[What the task asks]:
Look through the entries and report how many lines include the word "Week". Give the number alone.

[Rows]:
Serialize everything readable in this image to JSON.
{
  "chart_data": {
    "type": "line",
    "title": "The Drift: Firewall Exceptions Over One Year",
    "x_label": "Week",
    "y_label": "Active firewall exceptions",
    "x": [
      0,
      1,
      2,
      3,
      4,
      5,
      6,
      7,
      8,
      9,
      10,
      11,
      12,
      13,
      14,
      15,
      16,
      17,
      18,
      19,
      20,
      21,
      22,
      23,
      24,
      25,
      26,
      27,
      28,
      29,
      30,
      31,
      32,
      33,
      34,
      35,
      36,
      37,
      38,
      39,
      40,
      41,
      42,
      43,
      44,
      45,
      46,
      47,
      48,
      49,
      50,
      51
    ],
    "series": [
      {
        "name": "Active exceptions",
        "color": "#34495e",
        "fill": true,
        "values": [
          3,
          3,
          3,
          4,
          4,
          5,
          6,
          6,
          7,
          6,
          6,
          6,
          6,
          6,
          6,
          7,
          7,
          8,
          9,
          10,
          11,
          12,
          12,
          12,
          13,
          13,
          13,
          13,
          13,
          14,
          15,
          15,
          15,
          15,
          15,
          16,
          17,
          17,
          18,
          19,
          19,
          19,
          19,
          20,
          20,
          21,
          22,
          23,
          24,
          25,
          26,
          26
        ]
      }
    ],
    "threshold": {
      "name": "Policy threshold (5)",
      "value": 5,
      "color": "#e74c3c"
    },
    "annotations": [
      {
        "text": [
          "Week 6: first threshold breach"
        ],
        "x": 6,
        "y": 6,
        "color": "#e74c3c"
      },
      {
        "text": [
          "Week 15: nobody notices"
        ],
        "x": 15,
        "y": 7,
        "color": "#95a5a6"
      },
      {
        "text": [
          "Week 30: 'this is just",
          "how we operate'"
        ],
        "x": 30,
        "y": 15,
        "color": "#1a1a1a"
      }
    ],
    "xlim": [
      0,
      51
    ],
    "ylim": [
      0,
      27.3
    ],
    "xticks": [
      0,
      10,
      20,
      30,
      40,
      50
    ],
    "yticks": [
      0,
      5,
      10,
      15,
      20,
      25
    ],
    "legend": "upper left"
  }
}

[Exercise solution]:
4